Stored data:
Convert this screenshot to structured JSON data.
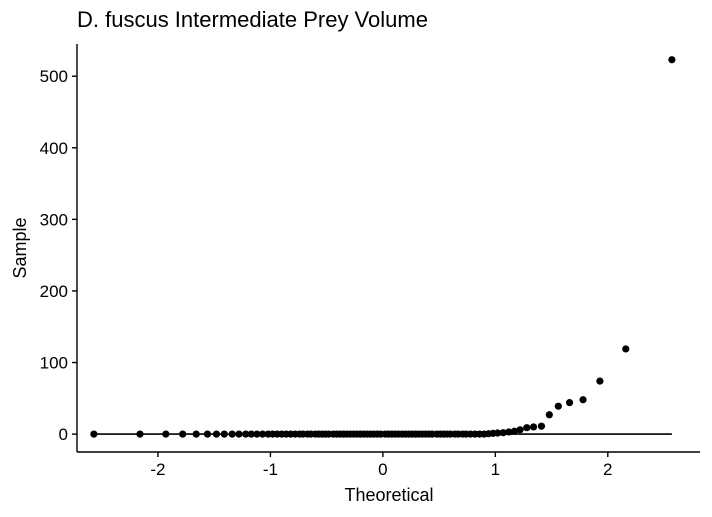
{
  "chart_data": {
    "type": "scatter",
    "subtype": "qq-plot",
    "title": "D. fuscus Intermediate Prey Volume",
    "xlabel": "Theoretical",
    "ylabel": "Sample",
    "xlim": [
      -2.72,
      2.82
    ],
    "ylim": [
      -25,
      545
    ],
    "x_ticks": [
      -2,
      -1,
      0,
      1,
      2
    ],
    "x_tick_labels": [
      "-2",
      "-1",
      "0",
      "1",
      "2"
    ],
    "y_ticks": [
      0,
      100,
      200,
      300,
      400,
      500
    ],
    "y_tick_labels": [
      "0",
      "100",
      "200",
      "300",
      "400",
      "500"
    ],
    "grid": false,
    "legend": "none",
    "reference_line": {
      "x": [
        -2.57,
        2.57
      ],
      "y": [
        0,
        0
      ]
    },
    "colors": {
      "points": "#000000",
      "axes": "#000000",
      "line": "#000000"
    },
    "points": {
      "x": [
        -2.57,
        -2.16,
        -1.93,
        -1.78,
        -1.66,
        -1.56,
        -1.48,
        -1.41,
        -1.34,
        -1.28,
        -1.22,
        -1.17,
        -1.12,
        -1.07,
        -1.02,
        -0.98,
        -0.94,
        -0.9,
        -0.86,
        -0.82,
        -0.78,
        -0.74,
        -0.71,
        -0.67,
        -0.64,
        -0.6,
        -0.57,
        -0.54,
        -0.51,
        -0.48,
        -0.44,
        -0.41,
        -0.38,
        -0.35,
        -0.32,
        -0.29,
        -0.26,
        -0.23,
        -0.2,
        -0.17,
        -0.14,
        -0.11,
        -0.08,
        -0.05,
        -0.02,
        0.02,
        0.05,
        0.08,
        0.11,
        0.14,
        0.17,
        0.2,
        0.23,
        0.26,
        0.29,
        0.32,
        0.35,
        0.38,
        0.41,
        0.44,
        0.48,
        0.51,
        0.54,
        0.57,
        0.6,
        0.64,
        0.67,
        0.71,
        0.74,
        0.78,
        0.82,
        0.86,
        0.9,
        0.94,
        0.98,
        1.02,
        1.07,
        1.12,
        1.17,
        1.22,
        1.28,
        1.34,
        1.41,
        1.48,
        1.56,
        1.66,
        1.78,
        1.93,
        2.16,
        2.57
      ],
      "y": [
        0,
        0,
        0,
        0,
        0,
        0,
        0,
        0,
        0,
        0,
        0,
        0,
        0,
        0,
        0,
        0,
        0,
        0,
        0,
        0,
        0,
        0,
        0,
        0,
        0,
        0,
        0,
        0,
        0,
        0,
        0,
        0,
        0,
        0,
        0,
        0,
        0,
        0,
        0,
        0,
        0,
        0,
        0,
        0,
        0,
        0,
        0,
        0,
        0,
        0,
        0,
        0,
        0,
        0,
        0,
        0,
        0,
        0,
        0,
        0,
        0,
        0,
        0,
        0,
        0,
        0,
        0,
        0,
        0,
        0,
        0,
        0,
        0,
        0.5,
        1,
        1.5,
        2,
        3,
        4,
        6,
        9,
        10,
        11,
        27,
        39,
        44,
        48,
        74,
        119,
        523
      ]
    }
  }
}
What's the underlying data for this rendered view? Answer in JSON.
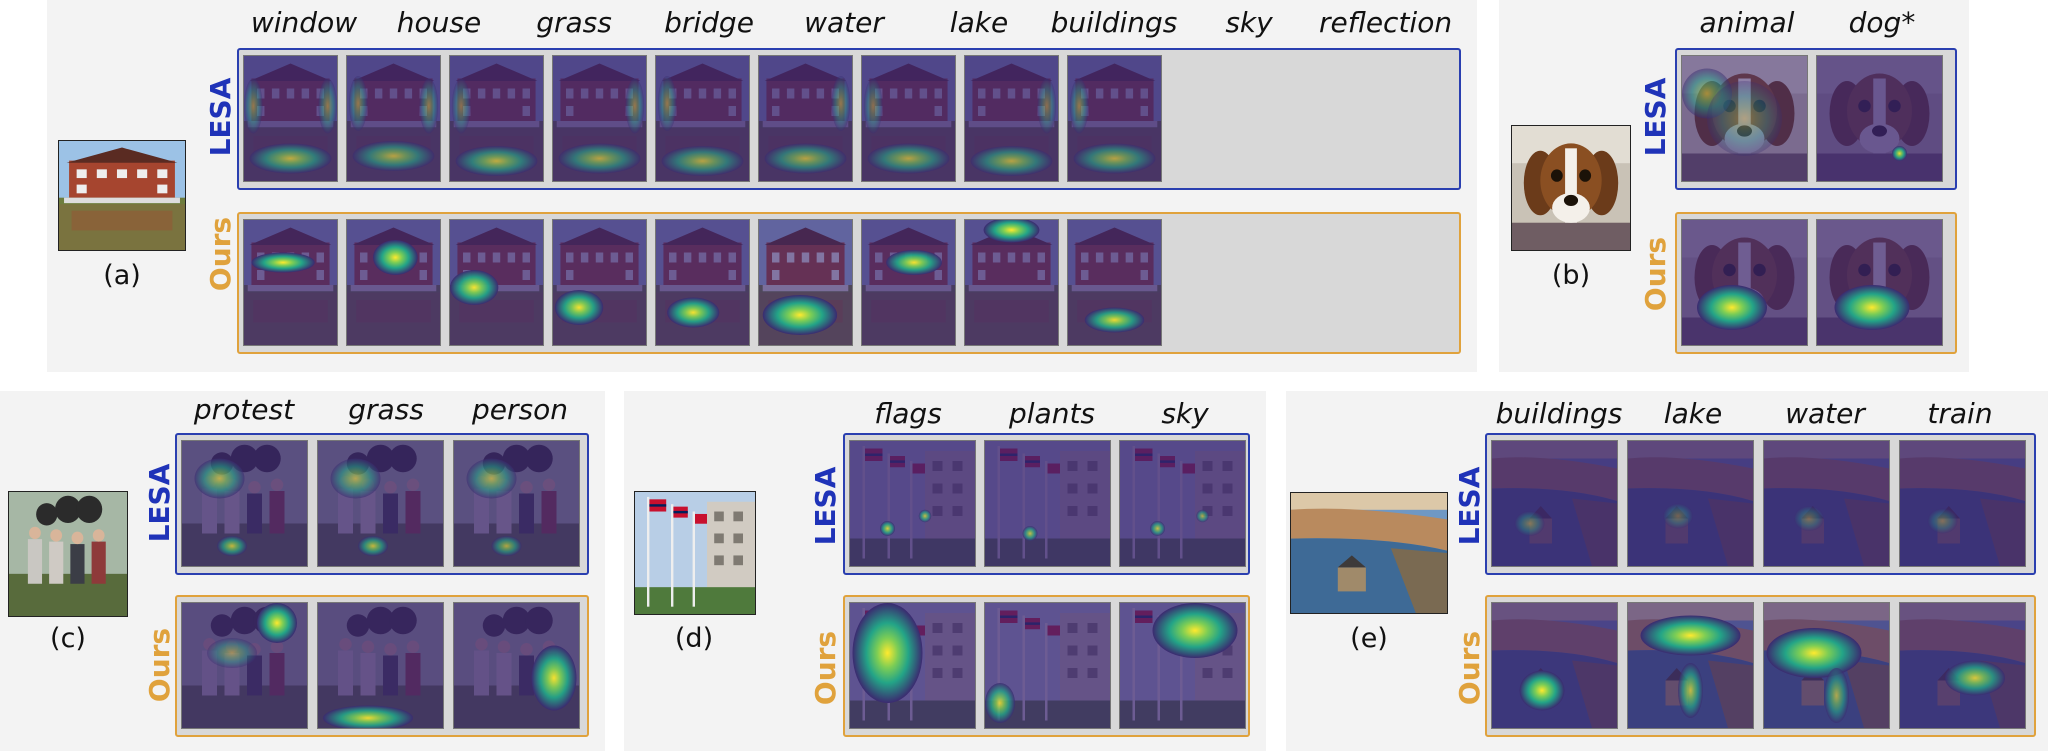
{
  "row_labels": {
    "lesa": "LESA",
    "ours": "Ours"
  },
  "colors": {
    "lesa": "#2a3fb0",
    "ours": "#e0a23c",
    "panel_bg": "#f3f3f3"
  },
  "panels": [
    {
      "id": "a",
      "caption": "(a)",
      "scene": "house-lake",
      "labels": [
        "window",
        "house",
        "grass",
        "bridge",
        "water",
        "lake",
        "buildings",
        "sky",
        "reflection"
      ]
    },
    {
      "id": "b",
      "caption": "(b)",
      "scene": "dog",
      "labels": [
        "animal",
        "dog*"
      ]
    },
    {
      "id": "c",
      "caption": "(c)",
      "scene": "protest",
      "labels": [
        "protest",
        "grass",
        "person"
      ]
    },
    {
      "id": "d",
      "caption": "(d)",
      "scene": "flags",
      "labels": [
        "flags",
        "plants",
        "sky"
      ]
    },
    {
      "id": "e",
      "caption": "(e)",
      "scene": "coast",
      "labels": [
        "buildings",
        "lake",
        "water",
        "train"
      ]
    }
  ]
}
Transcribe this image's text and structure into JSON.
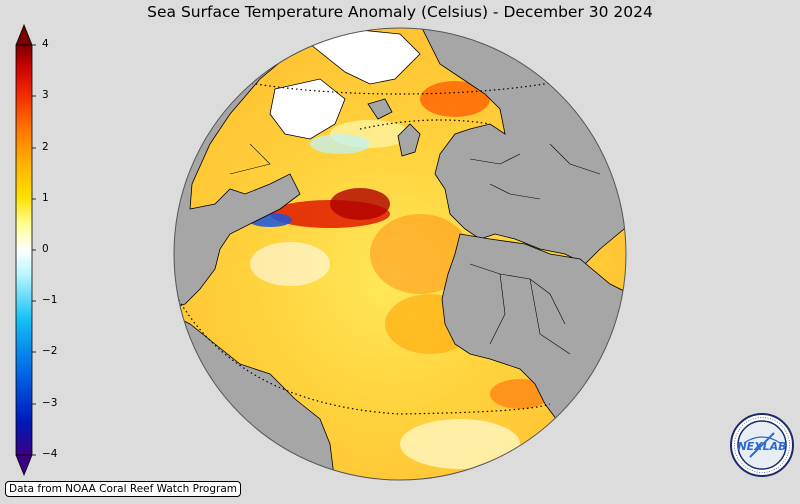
{
  "title": "Sea Surface Temperature Anomaly (Celsius) - December 30 2024",
  "colorbar": {
    "ticks": [
      "4",
      "3",
      "2",
      "1",
      "0",
      "−1",
      "−2",
      "−3",
      "−4"
    ],
    "colors": [
      "#3a0086",
      "#0018b8",
      "#0066e6",
      "#14bff5",
      "#b8f6ff",
      "#ffffff",
      "#ffff99",
      "#ffe000",
      "#ffac00",
      "#ff7000",
      "#f22a00",
      "#c80000",
      "#7a0000"
    ]
  },
  "map": {
    "land_color": "#a6a6a6",
    "ocean_warm_color": "#ffd24a"
  },
  "credit": "Data from NOAA Coral Reef Watch Program",
  "logo": {
    "text": "NEXLAB",
    "icon": "nexlab-logo-icon"
  }
}
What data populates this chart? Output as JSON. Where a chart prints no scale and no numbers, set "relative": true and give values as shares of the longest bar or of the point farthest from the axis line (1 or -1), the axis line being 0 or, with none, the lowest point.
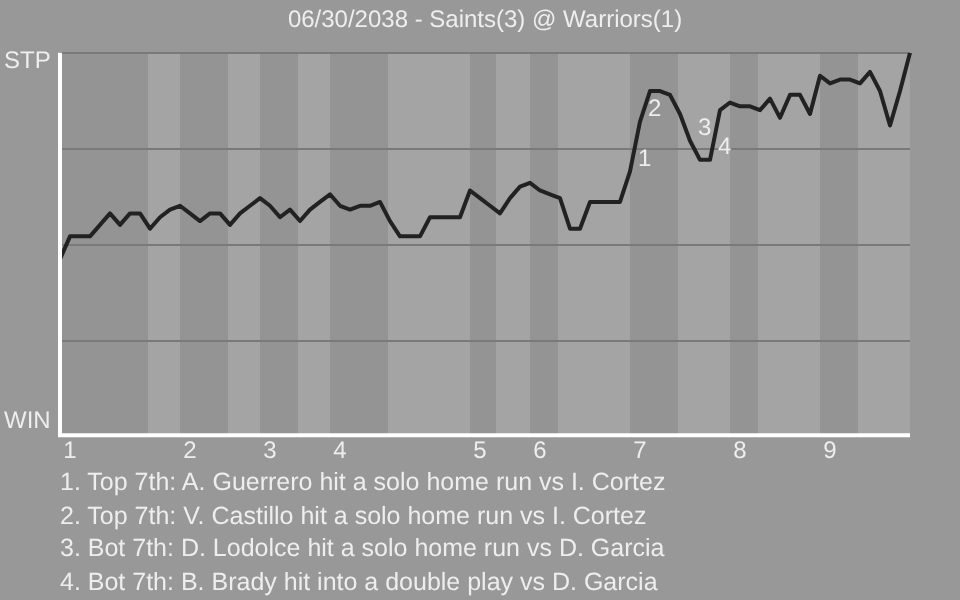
{
  "chart_data": {
    "type": "line",
    "title": "06/30/2038 - Saints(3) @ Warriors(1)",
    "relative": true,
    "categories": [
      null,
      "1",
      null,
      null,
      null,
      null,
      null,
      null,
      null,
      null,
      null,
      null,
      null,
      "2",
      null,
      null,
      null,
      null,
      null,
      null,
      null,
      "3",
      null,
      null,
      null,
      null,
      null,
      null,
      "4",
      null,
      null,
      null,
      null,
      null,
      null,
      null,
      null,
      null,
      null,
      null,
      null,
      null,
      "5",
      null,
      null,
      null,
      null,
      null,
      "6",
      null,
      null,
      null,
      null,
      null,
      null,
      null,
      null,
      null,
      "7",
      null,
      null,
      null,
      null,
      null,
      null,
      null,
      null,
      null,
      "8",
      null,
      null,
      null,
      null,
      null,
      null,
      null,
      null,
      "9",
      null,
      null,
      null,
      null,
      null,
      null,
      null,
      null
    ],
    "series": [
      {
        "color": "#222222",
        "values": [
          0.46,
          0.52,
          0.52,
          0.52,
          0.55,
          0.58,
          0.55,
          0.58,
          0.58,
          0.54,
          0.57,
          0.59,
          0.6,
          0.58,
          0.56,
          0.58,
          0.58,
          0.55,
          0.58,
          0.6,
          0.62,
          0.6,
          0.57,
          0.59,
          0.56,
          0.59,
          0.61,
          0.63,
          0.6,
          0.59,
          0.6,
          0.6,
          0.61,
          0.56,
          0.52,
          0.52,
          0.52,
          0.57,
          0.57,
          0.57,
          0.57,
          0.64,
          0.62,
          0.6,
          0.58,
          0.62,
          0.65,
          0.66,
          0.64,
          0.63,
          0.62,
          0.54,
          0.54,
          0.61,
          0.61,
          0.61,
          0.61,
          0.69,
          0.82,
          0.9,
          0.9,
          0.89,
          0.84,
          0.77,
          0.72,
          0.72,
          0.85,
          0.87,
          0.86,
          0.86,
          0.85,
          0.88,
          0.83,
          0.89,
          0.89,
          0.84,
          0.94,
          0.92,
          0.93,
          0.93,
          0.92,
          0.95,
          0.9,
          0.81,
          0.9,
          1.0
        ]
      }
    ],
    "grid": "y",
    "marker": "none",
    "line_style": "solid",
    "legend": false,
    "annotations": [
      "STP",
      "WIN",
      "1",
      "2",
      "3",
      "4",
      "1. Top 7th: A. Guerrero hit a solo home run vs I. Cortez",
      "2. Top 7th: V. Castillo hit a solo home run vs I. Cortez",
      "3. Bot 7th: D. Lodolce hit a solo home run vs D. Garcia",
      "4. Bot 7th: B. Brady hit into a double play vs D. Garcia"
    ]
  }
}
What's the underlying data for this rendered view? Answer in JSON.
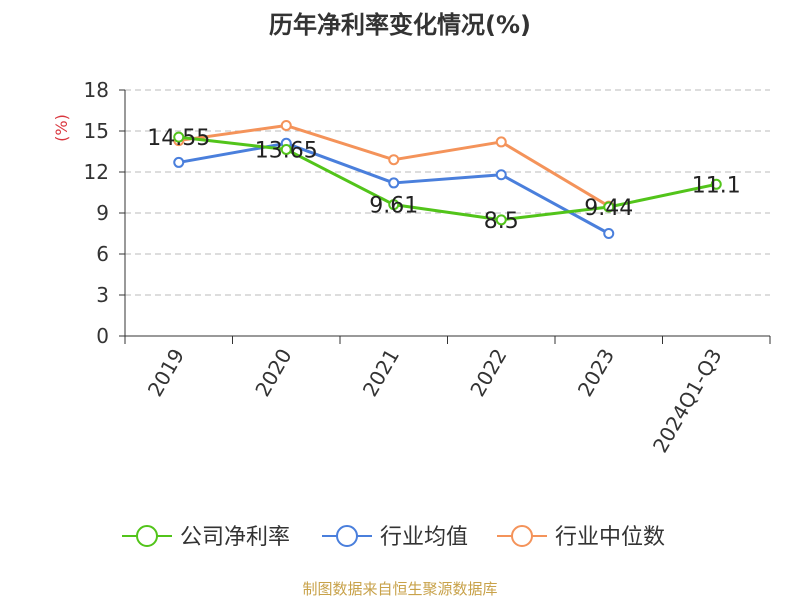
{
  "chart_data": {
    "type": "line",
    "title": "历年净利率变化情况(%)",
    "ylabel": "(%)",
    "xlabel": "",
    "categories": [
      "2019",
      "2020",
      "2021",
      "2022",
      "2023",
      "2024Q1-Q3"
    ],
    "ylim": [
      0,
      18
    ],
    "yticks": [
      0,
      3,
      6,
      9,
      12,
      15,
      18
    ],
    "grid": true,
    "legend_position": "bottom",
    "series": [
      {
        "name": "公司净利率",
        "color": "#52c41a",
        "values": [
          14.55,
          13.65,
          9.61,
          8.5,
          9.44,
          11.1
        ],
        "labels": [
          "14.55",
          "13.65",
          "9.61",
          "8.5",
          "9.44",
          "11.1"
        ]
      },
      {
        "name": "行业均值",
        "color": "#4a7fdc",
        "values": [
          12.7,
          14.1,
          11.2,
          11.8,
          7.5,
          null
        ]
      },
      {
        "name": "行业中位数",
        "color": "#f4935a",
        "values": [
          14.3,
          15.4,
          12.9,
          14.2,
          9.5,
          null
        ]
      }
    ]
  },
  "colors": {
    "axis": "#333333",
    "grid": "#bbbbbb",
    "unit": "#d9363e",
    "source": "#c8a24a"
  },
  "source_text": "制图数据来自恒生聚源数据库"
}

§ Work to complete:
Count how many lines of the material hold the string "home". Give the number and nothing more.

§ Full answer:
3